───── Passage to read
Although medicines help you stay well, they may put you at risk for falling.  This is especially true if you are taking several medications several times a day.  There are three reasons why:

  • Some drugs have side effects, and may make you feel dizzy, confused or otherwise less able to prevent a fall.
  • Two or more drugs may interact in a way that produces undesirable side effects.
  • Not following doctor’s orders.  Seniors might do this because they forget, or find their medication schedule too complicated, or are dismayed by the side effects.

Ensuring A Safe Home Environment

Is your home as safe as it can be?

Most falls happen at home where we spend most of our time.  Fact is we get older, items in our home that used to be virtually harmless start to pose a greater risk.  Stairs, bathrooms, dimly lit hallways, a little extra clutter around the house – even pets underfoot can be dangerous.

The good news is most of these home safety hazards can be minimized.  All it takes is some time and attention – and maybe the assistance of a friend or family member- before an unfortunate accident happens.

Learn how making a few simple changes to your home can reduce your risk of falling.
──────────
## What you will do
A) In the passage on fall risks, rewrite the paragraph that begins "Most falls happen at home" as a short bulleted list that keeps its main facts.
B) List every household hazard that the passage on fall risks names as potentially dangerous.
C) Retype the passage on fall risks from "The good news" up to and including "unfortunate accident happens.".
───── Supplied information
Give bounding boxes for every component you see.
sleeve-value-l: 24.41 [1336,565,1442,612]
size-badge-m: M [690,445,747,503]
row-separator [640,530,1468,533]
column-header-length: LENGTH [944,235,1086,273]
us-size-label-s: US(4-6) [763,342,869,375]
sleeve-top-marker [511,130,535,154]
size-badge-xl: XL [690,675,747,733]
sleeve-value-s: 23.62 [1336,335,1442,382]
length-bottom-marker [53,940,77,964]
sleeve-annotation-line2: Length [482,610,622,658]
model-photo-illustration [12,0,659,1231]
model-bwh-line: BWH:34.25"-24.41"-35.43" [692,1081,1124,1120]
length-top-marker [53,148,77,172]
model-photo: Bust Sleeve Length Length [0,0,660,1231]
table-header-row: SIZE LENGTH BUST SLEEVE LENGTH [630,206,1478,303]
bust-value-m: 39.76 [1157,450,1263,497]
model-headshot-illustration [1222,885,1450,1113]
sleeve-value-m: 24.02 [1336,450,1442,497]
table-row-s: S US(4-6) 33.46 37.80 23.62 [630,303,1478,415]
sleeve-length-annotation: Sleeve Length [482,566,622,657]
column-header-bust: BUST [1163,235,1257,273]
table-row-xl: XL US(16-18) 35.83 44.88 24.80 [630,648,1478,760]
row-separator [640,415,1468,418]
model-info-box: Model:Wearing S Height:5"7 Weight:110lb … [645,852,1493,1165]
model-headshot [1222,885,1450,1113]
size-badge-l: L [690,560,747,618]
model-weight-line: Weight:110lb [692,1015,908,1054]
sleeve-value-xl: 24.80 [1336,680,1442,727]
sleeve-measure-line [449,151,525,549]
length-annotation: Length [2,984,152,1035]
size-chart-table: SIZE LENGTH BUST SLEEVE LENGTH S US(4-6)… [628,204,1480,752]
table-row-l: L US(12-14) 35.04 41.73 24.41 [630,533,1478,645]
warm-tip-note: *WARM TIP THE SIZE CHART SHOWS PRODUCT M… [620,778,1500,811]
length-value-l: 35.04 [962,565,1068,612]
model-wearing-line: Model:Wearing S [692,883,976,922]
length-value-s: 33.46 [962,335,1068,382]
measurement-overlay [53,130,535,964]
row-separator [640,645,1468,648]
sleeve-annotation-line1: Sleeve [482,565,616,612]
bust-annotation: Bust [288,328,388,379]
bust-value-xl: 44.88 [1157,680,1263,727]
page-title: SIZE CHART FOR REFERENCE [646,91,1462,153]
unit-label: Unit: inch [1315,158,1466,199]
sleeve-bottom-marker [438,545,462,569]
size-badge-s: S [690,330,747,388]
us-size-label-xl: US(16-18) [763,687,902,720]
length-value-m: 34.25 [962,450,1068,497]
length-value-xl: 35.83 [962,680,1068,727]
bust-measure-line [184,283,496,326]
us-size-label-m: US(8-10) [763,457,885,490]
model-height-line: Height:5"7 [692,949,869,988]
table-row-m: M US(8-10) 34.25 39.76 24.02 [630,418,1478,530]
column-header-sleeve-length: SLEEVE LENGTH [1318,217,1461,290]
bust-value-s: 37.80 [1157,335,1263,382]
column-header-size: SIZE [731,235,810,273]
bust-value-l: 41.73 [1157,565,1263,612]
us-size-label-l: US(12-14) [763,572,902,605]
──────────
## Solutions for each task
A)
- Most falls happen at home, where we spend most of our time.
- As we get older, things in the home that used to be nearly harmless become riskier.
- Dangers include stairs, bathrooms, dimly lit hallways, extra clutter and pets underfoot.

B)
- Stairs
- Bathrooms
- Dimly lit hallways
- A little extra clutter around the house
- Pets underfoot

C)
The good news is most of these home safety hazards can be minimized.  All it takes is some time and attention – and maybe the assistance of a friend or family member- before an unfortunate accident happens.